▶ _INSTRUCTIONS FOR THE TASK_:
Report all lines from the entries below in which "events" appears.

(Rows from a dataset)
-- START --

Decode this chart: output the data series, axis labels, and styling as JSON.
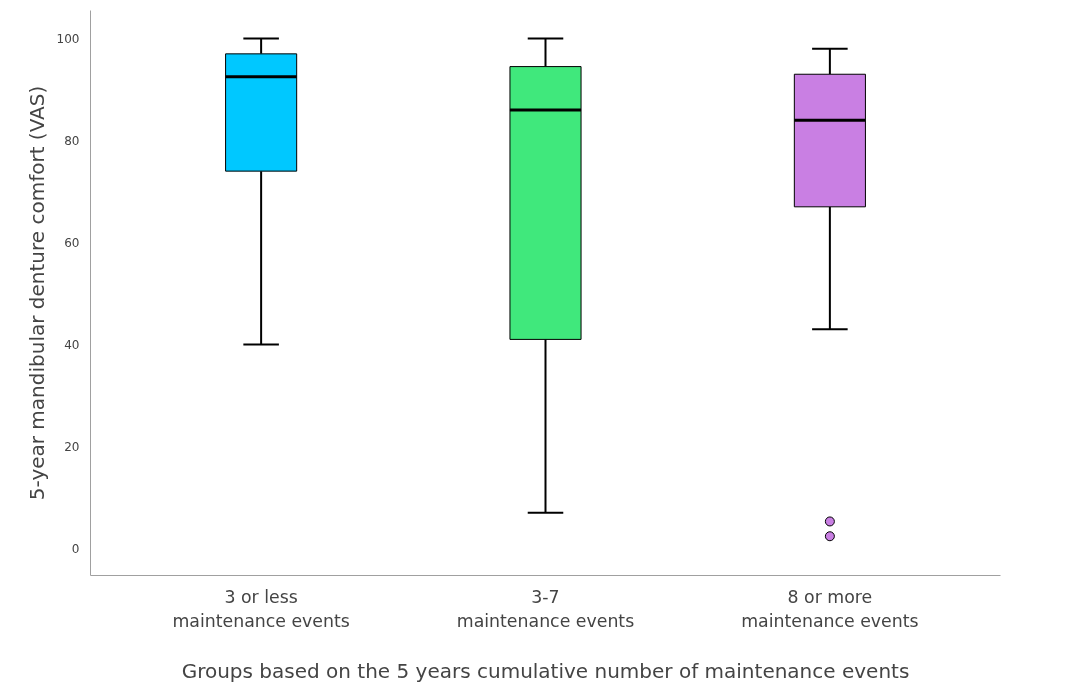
{
  "chart_data": {
    "type": "box",
    "xlabel": "Groups based on the 5 years cumulative number of maintenance events",
    "ylabel": "5-year mandibular denture comfort (VAS)",
    "categories": [
      "3 or less\nmaintenance events",
      "3-7\nmaintenance events",
      "8 or more\nmaintenance events"
    ],
    "colors": [
      "#00c8ff",
      "#40e87c",
      "#c97fe3"
    ],
    "boxes": [
      {
        "low": 40,
        "q1": 74,
        "median": 92.5,
        "q3": 97,
        "high": 100
      },
      {
        "low": 7,
        "q1": 41,
        "median": 86,
        "q3": 94.5,
        "high": 100
      },
      {
        "low": 43,
        "q1": 67,
        "median": 84,
        "q3": 93,
        "high": 98,
        "outliers": [
          5.3,
          2.4
        ]
      }
    ],
    "ylim": [
      -5.3,
      105.5
    ],
    "yticks": [
      0,
      20,
      40,
      60,
      80,
      100
    ],
    "grid": false
  }
}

-- END --

▶ _ANSWER TO THE TASK_:
    "xlabel": "Groups based on the 5 years cumulative number of maintenance events",
      "3 or less\nmaintenance events",
      "3-7\nmaintenance events",
      "8 or more\nmaintenance events"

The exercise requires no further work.